# REQUIRED WORK
Return the listing below word for word.
Begin
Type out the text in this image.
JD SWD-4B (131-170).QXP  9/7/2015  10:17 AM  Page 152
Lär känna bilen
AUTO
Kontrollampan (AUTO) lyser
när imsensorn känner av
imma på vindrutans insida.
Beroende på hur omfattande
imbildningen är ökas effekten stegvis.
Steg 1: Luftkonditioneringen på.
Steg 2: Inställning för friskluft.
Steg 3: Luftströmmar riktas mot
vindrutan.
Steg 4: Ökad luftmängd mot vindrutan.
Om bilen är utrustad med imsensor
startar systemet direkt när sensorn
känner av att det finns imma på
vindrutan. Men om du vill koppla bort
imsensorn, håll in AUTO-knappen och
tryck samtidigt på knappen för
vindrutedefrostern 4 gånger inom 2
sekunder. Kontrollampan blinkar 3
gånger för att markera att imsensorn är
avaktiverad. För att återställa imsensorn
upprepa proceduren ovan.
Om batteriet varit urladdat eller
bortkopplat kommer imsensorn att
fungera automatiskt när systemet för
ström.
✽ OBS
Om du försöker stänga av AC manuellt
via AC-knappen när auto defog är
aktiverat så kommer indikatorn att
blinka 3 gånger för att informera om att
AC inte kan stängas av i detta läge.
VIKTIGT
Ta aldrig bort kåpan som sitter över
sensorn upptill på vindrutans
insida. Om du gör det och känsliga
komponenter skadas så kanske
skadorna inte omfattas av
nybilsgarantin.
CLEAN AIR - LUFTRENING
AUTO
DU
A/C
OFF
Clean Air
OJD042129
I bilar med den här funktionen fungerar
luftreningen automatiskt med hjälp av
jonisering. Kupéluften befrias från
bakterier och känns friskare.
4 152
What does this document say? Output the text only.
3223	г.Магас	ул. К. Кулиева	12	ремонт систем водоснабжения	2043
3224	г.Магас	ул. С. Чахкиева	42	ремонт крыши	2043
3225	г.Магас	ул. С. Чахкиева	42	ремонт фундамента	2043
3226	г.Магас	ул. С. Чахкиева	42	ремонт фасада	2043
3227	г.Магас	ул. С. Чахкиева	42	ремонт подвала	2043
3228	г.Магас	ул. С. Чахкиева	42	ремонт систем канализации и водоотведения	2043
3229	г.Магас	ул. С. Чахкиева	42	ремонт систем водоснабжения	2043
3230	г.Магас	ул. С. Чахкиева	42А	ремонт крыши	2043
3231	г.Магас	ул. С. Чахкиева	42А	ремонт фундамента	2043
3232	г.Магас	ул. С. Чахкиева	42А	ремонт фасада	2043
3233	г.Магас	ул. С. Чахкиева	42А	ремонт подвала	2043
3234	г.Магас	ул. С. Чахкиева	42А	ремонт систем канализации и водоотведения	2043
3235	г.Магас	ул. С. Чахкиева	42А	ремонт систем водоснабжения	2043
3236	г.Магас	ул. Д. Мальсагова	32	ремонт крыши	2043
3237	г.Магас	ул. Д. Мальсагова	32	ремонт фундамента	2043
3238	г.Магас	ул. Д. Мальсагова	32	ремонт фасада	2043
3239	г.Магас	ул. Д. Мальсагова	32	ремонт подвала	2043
End
# OUTPUT OF THE TASK
Type out the text in this image.
JD SWD-4B (131-170).QXP  9/7/2015  10:17 AM  Page 152
Lär känna bilen
AUTO
Kontrollampan (AUTO) lyser
när imsensorn känner av
imma på vindrutans insida.
Beroende på hur omfattande
imbildningen är ökas effekten stegvis.
Steg 1: Luftkonditioneringen på.
Steg 2: Inställning för friskluft.
Steg 3: Luftströmmar riktas mot
vindrutan.
Steg 4: Ökad luftmängd mot vindrutan.
Om bilen är utrustad med imsensor
startar systemet direkt när sensorn
känner av att det finns imma på
vindrutan. Men om du vill koppla bort
imsensorn, håll in AUTO-knappen och
tryck samtidigt på knappen för
vindrutedefrostern 4 gånger inom 2
sekunder. Kontrollampan blinkar 3
gånger för att markera att imsensorn är
avaktiverad. För att återställa imsensorn
upprepa proceduren ovan.
Om batteriet varit urladdat eller
bortkopplat kommer imsensorn att
fungera automatiskt när systemet för
ström.
✽ OBS
Om du försöker stänga av AC manuellt
via AC-knappen när auto defog är
aktiverat så kommer indikatorn att
blinka 3 gånger för att informera om att
AC inte kan stängas av i detta läge.
VIKTIGT
Ta aldrig bort kåpan som sitter över
sensorn upptill på vindrutans
insida. Om du gör det och känsliga
komponenter skadas så kanske
skadorna inte omfattas av
nybilsgarantin.
CLEAN AIR - LUFTRENING
AUTO
DU
A/C
OFF
Clean Air
OJD042129
I bilar med den här funktionen fungerar
luftreningen automatiskt med hjälp av
jonisering. Kupéluften befrias från
bakterier och känns friskare.
4 152
What does this document say? Output the text only.
3223	г.Магас	ул. К. Кулиева	12	ремонт систем водоснабжения	2043
3224	г.Магас	ул. С. Чахкиева	42	ремонт крыши	2043
3225	г.Магас	ул. С. Чахкиева	42	ремонт фундамента	2043
3226	г.Магас	ул. С. Чахкиева	42	ремонт фасада	2043
3227	г.Магас	ул. С. Чахкиева	42	ремонт подвала	2043
3228	г.Магас	ул. С. Чахкиева	42	ремонт систем канализации и водоотведения	2043
3229	г.Магас	ул. С. Чахкиева	42	ремонт систем водоснабжения	2043
3230	г.Магас	ул. С. Чахкиева	42А	ремонт крыши	2043
3231	г.Магас	ул. С. Чахкиева	42А	ремонт фундамента	2043
3232	г.Магас	ул. С. Чахкиева	42А	ремонт фасада	2043
3233	г.Магас	ул. С. Чахкиева	42А	ремонт подвала	2043
3234	г.Магас	ул. С. Чахкиева	42А	ремонт систем канализации и водоотведения	2043
3235	г.Магас	ул. С. Чахкиева	42А	ремонт систем водоснабжения	2043
3236	г.Магас	ул. Д. Мальсагова	32	ремонт крыши	2043
3237	г.Магас	ул. Д. Мальсагова	32	ремонт фундамента	2043
3238	г.Магас	ул. Д. Мальсагова	32	ремонт фасада	2043
3239	г.Магас	ул. Д. Мальсагова	32	ремонт подвала	2043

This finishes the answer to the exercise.